#### Instruction
Your task is to copy every line of the records below that contains "coppia".

[Chart and figure data]

* BEGIN *

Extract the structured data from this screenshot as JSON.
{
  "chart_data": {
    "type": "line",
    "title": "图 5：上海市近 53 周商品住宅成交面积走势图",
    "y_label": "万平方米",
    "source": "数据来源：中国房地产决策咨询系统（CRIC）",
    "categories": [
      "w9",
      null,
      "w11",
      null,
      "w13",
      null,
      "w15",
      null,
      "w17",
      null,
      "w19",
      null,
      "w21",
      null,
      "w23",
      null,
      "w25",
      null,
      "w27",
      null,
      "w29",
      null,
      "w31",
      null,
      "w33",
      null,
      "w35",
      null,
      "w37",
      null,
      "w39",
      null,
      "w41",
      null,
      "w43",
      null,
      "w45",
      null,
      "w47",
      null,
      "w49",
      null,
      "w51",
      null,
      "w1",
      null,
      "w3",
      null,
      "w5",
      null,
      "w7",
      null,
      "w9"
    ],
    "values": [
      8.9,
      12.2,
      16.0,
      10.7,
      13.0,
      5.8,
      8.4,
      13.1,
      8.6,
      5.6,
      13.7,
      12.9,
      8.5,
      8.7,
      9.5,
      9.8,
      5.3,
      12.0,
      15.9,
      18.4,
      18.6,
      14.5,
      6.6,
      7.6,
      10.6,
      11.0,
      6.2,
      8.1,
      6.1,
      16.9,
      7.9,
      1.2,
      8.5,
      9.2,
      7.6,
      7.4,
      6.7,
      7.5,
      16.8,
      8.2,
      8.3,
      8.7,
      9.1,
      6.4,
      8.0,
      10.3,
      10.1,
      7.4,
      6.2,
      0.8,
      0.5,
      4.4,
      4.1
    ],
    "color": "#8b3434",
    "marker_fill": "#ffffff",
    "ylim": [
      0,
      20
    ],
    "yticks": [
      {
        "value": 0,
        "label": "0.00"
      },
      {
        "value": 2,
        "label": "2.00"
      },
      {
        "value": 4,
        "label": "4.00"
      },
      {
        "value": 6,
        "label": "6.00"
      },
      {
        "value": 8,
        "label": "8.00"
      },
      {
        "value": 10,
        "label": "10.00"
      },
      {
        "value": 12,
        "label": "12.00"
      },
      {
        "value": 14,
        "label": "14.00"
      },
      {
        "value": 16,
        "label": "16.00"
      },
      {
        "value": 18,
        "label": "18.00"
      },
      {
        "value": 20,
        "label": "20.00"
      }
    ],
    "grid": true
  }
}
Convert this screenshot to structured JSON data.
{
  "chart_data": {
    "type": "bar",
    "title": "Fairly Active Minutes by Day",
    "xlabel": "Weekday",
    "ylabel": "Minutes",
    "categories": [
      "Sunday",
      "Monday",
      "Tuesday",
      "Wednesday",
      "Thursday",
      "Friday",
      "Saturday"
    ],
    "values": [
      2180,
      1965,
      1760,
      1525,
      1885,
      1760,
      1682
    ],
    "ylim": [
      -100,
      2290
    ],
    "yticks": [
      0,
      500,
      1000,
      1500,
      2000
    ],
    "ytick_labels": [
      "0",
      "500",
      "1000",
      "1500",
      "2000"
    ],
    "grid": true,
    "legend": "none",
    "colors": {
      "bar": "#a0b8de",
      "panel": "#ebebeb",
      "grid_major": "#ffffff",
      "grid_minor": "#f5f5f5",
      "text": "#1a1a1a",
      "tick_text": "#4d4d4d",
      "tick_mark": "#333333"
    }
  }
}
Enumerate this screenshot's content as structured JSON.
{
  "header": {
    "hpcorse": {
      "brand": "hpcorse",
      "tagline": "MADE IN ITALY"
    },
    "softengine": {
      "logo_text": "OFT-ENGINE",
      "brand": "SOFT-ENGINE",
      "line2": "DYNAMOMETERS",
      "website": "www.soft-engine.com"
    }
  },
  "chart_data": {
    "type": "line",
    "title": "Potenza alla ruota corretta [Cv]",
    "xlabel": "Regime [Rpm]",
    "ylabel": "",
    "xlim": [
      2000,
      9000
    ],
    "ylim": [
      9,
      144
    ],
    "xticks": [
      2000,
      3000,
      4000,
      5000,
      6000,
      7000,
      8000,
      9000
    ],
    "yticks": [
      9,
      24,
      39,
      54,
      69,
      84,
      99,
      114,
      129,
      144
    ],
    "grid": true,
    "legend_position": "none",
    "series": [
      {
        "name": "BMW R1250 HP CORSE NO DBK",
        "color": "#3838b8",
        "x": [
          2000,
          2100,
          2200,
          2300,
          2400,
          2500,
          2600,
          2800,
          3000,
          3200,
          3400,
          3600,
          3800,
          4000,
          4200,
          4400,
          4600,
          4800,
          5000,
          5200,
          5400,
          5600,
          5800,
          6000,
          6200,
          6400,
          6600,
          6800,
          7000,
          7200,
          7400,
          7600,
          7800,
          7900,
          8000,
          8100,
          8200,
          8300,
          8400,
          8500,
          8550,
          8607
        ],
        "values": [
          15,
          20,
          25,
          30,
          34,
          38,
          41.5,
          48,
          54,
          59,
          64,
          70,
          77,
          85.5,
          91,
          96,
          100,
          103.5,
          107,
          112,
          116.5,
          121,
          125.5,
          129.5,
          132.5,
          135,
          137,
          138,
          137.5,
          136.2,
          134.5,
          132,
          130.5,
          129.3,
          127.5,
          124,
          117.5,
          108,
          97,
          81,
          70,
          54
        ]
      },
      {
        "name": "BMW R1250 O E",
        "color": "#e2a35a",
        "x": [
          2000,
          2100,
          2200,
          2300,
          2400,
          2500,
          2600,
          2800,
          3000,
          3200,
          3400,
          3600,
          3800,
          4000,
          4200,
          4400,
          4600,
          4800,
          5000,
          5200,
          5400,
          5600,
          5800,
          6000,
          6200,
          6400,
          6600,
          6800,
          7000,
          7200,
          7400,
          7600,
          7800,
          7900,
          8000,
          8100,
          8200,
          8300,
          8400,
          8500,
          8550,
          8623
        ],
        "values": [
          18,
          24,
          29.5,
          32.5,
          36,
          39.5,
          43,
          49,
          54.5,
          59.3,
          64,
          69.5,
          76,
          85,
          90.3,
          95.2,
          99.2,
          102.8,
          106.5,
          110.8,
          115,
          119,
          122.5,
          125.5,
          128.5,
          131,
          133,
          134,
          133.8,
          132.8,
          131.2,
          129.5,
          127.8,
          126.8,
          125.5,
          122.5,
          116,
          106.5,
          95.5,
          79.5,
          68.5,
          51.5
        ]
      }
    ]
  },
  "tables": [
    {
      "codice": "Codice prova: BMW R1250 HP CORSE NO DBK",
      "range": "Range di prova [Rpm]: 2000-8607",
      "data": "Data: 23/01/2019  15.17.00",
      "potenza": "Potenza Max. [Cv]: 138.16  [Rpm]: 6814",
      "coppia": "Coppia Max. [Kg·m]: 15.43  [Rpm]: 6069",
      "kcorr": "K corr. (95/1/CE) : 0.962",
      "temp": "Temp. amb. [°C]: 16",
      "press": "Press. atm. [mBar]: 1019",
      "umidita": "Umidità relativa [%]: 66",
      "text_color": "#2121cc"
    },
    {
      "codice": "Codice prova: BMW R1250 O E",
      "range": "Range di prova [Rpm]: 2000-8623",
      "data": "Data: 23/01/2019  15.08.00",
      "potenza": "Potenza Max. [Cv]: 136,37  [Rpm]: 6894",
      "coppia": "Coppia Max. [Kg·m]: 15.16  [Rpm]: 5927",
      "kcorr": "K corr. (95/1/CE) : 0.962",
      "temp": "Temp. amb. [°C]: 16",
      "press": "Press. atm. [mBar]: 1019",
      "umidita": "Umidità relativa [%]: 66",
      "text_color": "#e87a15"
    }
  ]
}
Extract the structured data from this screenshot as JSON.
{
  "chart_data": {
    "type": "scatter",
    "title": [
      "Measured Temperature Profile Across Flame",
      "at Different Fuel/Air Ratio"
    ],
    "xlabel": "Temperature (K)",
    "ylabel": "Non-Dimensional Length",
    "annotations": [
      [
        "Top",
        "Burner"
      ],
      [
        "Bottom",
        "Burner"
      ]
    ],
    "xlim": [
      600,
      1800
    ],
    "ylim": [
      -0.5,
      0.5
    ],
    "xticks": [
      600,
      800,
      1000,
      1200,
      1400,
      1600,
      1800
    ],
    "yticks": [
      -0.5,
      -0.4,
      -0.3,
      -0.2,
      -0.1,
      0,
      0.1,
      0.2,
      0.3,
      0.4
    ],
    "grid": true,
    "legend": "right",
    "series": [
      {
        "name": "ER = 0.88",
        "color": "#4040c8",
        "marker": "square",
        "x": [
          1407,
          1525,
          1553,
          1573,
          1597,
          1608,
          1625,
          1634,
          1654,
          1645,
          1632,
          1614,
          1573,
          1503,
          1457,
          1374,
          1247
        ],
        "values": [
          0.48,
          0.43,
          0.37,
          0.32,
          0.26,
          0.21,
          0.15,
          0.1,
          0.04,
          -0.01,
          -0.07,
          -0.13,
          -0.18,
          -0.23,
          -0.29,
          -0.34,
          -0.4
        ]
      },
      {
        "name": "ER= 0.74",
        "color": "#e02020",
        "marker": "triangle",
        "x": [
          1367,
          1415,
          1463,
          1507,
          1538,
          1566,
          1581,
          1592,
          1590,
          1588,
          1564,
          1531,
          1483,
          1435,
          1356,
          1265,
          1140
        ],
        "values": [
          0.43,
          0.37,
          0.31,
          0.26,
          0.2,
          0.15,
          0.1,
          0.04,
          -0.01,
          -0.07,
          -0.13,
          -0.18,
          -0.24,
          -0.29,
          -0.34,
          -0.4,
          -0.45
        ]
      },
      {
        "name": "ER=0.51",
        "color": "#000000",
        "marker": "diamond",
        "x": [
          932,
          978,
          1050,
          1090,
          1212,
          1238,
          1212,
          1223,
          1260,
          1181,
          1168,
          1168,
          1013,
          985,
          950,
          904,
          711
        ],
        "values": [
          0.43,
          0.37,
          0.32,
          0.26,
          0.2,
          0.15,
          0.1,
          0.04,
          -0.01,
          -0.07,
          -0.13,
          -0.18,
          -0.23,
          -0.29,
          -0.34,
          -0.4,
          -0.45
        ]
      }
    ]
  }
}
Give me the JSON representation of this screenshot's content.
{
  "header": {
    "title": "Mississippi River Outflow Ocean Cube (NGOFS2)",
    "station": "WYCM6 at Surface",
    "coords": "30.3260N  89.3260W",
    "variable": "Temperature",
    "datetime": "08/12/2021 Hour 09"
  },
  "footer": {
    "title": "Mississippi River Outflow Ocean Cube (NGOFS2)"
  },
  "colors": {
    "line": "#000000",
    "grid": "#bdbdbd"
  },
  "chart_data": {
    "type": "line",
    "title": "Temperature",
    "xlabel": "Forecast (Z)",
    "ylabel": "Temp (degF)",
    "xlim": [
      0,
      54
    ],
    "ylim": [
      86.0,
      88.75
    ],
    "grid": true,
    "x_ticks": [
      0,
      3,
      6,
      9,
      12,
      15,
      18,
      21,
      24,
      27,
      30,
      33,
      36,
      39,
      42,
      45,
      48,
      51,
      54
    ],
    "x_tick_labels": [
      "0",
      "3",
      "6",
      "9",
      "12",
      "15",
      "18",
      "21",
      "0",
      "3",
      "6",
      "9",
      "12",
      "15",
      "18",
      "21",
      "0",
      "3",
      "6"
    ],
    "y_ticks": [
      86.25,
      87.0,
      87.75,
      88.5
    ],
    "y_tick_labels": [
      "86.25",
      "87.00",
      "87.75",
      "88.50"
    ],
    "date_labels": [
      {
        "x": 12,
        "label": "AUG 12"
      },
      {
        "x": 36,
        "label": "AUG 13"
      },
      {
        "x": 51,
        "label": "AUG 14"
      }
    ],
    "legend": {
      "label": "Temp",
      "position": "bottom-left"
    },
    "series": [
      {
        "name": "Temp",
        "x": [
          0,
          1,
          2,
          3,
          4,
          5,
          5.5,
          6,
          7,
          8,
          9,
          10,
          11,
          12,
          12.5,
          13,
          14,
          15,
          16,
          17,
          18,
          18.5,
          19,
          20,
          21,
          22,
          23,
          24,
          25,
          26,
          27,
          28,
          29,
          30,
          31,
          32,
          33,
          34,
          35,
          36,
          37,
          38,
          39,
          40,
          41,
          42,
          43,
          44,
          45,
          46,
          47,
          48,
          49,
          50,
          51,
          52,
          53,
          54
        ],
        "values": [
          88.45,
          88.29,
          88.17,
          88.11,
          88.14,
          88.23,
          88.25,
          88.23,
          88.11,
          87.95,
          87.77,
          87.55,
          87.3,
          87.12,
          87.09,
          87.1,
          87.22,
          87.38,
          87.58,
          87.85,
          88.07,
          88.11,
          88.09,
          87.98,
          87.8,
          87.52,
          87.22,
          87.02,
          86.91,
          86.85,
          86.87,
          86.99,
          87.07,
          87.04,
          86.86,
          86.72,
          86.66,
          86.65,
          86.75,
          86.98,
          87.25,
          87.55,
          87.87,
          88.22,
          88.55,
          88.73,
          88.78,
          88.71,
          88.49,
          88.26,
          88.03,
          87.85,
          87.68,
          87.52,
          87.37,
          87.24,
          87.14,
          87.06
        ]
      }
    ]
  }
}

* END *

#### Solution to the exercise
      "coppia": "Coppia Max. [Kg·m]: 15.43  [Rpm]: 6069",
      "coppia": "Coppia Max. [Kg·m]: 15.16  [Rpm]: 5927",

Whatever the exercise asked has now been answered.